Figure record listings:
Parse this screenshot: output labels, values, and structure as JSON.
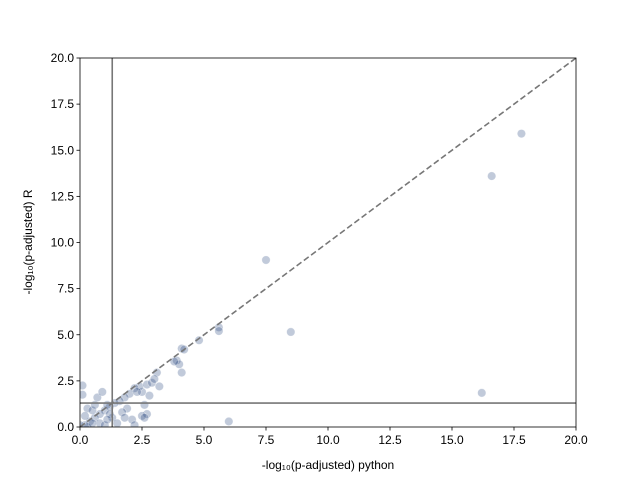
{
  "chart_data": {
    "type": "scatter",
    "x_label": "-log₁₀(p-adjusted) python",
    "y_label": "-log₁₀(p-adjusted) R",
    "x": [
      17.8,
      16.6,
      7.5,
      8.5,
      5.6,
      5.6,
      4.8,
      4.1,
      4.2,
      3.9,
      4.0,
      3.8,
      4.1,
      3.1,
      3.2,
      16.2,
      6.0,
      2.7,
      2.5,
      2.6,
      2.5,
      2.4,
      2.7,
      2.2,
      2.0,
      1.8,
      1.6,
      1.4,
      1.2,
      1.0,
      0.8,
      0.6,
      0.4,
      0.2,
      0.1,
      0.1,
      0.3,
      0.5,
      0.7,
      0.9,
      1.1,
      1.3,
      1.5,
      1.9,
      2.1,
      2.2,
      1.7,
      0.2,
      0.0,
      0.3,
      0.8,
      1.0,
      0.5,
      1.2,
      2.9,
      3.0,
      2.3,
      1.8,
      0.6,
      2.8,
      2.6,
      1.1
    ],
    "values": [
      15.9,
      13.6,
      9.05,
      5.15,
      5.4,
      5.2,
      4.7,
      4.25,
      4.2,
      3.6,
      3.4,
      3.55,
      2.95,
      2.95,
      2.2,
      1.85,
      0.3,
      0.7,
      0.6,
      1.2,
      1.9,
      2.2,
      2.3,
      2.1,
      1.8,
      1.6,
      1.4,
      1.3,
      1.1,
      0.9,
      0.7,
      0.5,
      0.3,
      0.1,
      2.25,
      1.75,
      1.0,
      0.9,
      1.6,
      1.9,
      1.2,
      0.5,
      0.2,
      1.0,
      0.4,
      0.1,
      0.8,
      0.6,
      0.1,
      0.0,
      0.2,
      0.1,
      0.2,
      0.7,
      2.4,
      2.6,
      1.9,
      0.5,
      1.2,
      1.7,
      0.5,
      0.4
    ],
    "color": "#1f3f7a",
    "xlim": [
      0,
      20
    ],
    "ylim": [
      0,
      20
    ],
    "xticks": [
      {
        "value": 0,
        "label": "0.0"
      },
      {
        "value": 2.5,
        "label": "2.5"
      },
      {
        "value": 5,
        "label": "5.0"
      },
      {
        "value": 7.5,
        "label": "7.5"
      },
      {
        "value": 10,
        "label": "10.0"
      },
      {
        "value": 12.5,
        "label": "12.5"
      },
      {
        "value": 15,
        "label": "15.0"
      },
      {
        "value": 17.5,
        "label": "17.5"
      },
      {
        "value": 20,
        "label": "20.0"
      }
    ],
    "yticks": [
      {
        "value": 0,
        "label": "0.0"
      },
      {
        "value": 2.5,
        "label": "2.5"
      },
      {
        "value": 5,
        "label": "5.0"
      },
      {
        "value": 7.5,
        "label": "7.5"
      },
      {
        "value": 10,
        "label": "10.0"
      },
      {
        "value": 12.5,
        "label": "12.5"
      },
      {
        "value": 15,
        "label": "15.0"
      },
      {
        "value": 17.5,
        "label": "17.5"
      },
      {
        "value": 20,
        "label": "20.0"
      }
    ],
    "hlines": [
      1.3
    ],
    "vlines": [
      1.3
    ],
    "diagonal": true
  }
}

## Work to do
None of the pictures should appear; repeat the records exactly otherwise.

## Solution to the problem
Parse this screenshot: output labels, values, and structure as JSON.
{
  "chart_data": {
    "type": "scatter",
    "x_label": "-log₁₀(p-adjusted) python",
    "y_label": "-log₁₀(p-adjusted) R",
    "x": [
      17.8,
      16.6,
      7.5,
      8.5,
      5.6,
      5.6,
      4.8,
      4.1,
      4.2,
      3.9,
      4.0,
      3.8,
      4.1,
      3.1,
      3.2,
      16.2,
      6.0,
      2.7,
      2.5,
      2.6,
      2.5,
      2.4,
      2.7,
      2.2,
      2.0,
      1.8,
      1.6,
      1.4,
      1.2,
      1.0,
      0.8,
      0.6,
      0.4,
      0.2,
      0.1,
      0.1,
      0.3,
      0.5,
      0.7,
      0.9,
      1.1,
      1.3,
      1.5,
      1.9,
      2.1,
      2.2,
      1.7,
      0.2,
      0.0,
      0.3,
      0.8,
      1.0,
      0.5,
      1.2,
      2.9,
      3.0,
      2.3,
      1.8,
      0.6,
      2.8,
      2.6,
      1.1
    ],
    "values": [
      15.9,
      13.6,
      9.05,
      5.15,
      5.4,
      5.2,
      4.7,
      4.25,
      4.2,
      3.6,
      3.4,
      3.55,
      2.95,
      2.95,
      2.2,
      1.85,
      0.3,
      0.7,
      0.6,
      1.2,
      1.9,
      2.2,
      2.3,
      2.1,
      1.8,
      1.6,
      1.4,
      1.3,
      1.1,
      0.9,
      0.7,
      0.5,
      0.3,
      0.1,
      2.25,
      1.75,
      1.0,
      0.9,
      1.6,
      1.9,
      1.2,
      0.5,
      0.2,
      1.0,
      0.4,
      0.1,
      0.8,
      0.6,
      0.1,
      0.0,
      0.2,
      0.1,
      0.2,
      0.7,
      2.4,
      2.6,
      1.9,
      0.5,
      1.2,
      1.7,
      0.5,
      0.4
    ],
    "color": "#1f3f7a",
    "xlim": [
      0,
      20
    ],
    "ylim": [
      0,
      20
    ],
    "xticks": [
      {
        "value": 0,
        "label": "0.0"
      },
      {
        "value": 2.5,
        "label": "2.5"
      },
      {
        "value": 5,
        "label": "5.0"
      },
      {
        "value": 7.5,
        "label": "7.5"
      },
      {
        "value": 10,
        "label": "10.0"
      },
      {
        "value": 12.5,
        "label": "12.5"
      },
      {
        "value": 15,
        "label": "15.0"
      },
      {
        "value": 17.5,
        "label": "17.5"
      },
      {
        "value": 20,
        "label": "20.0"
      }
    ],
    "yticks": [
      {
        "value": 0,
        "label": "0.0"
      },
      {
        "value": 2.5,
        "label": "2.5"
      },
      {
        "value": 5,
        "label": "5.0"
      },
      {
        "value": 7.5,
        "label": "7.5"
      },
      {
        "value": 10,
        "label": "10.0"
      },
      {
        "value": 12.5,
        "label": "12.5"
      },
      {
        "value": 15,
        "label": "15.0"
      },
      {
        "value": 17.5,
        "label": "17.5"
      },
      {
        "value": 20,
        "label": "20.0"
      }
    ],
    "hlines": [
      1.3
    ],
    "vlines": [
      1.3
    ],
    "diagonal": true
  }
}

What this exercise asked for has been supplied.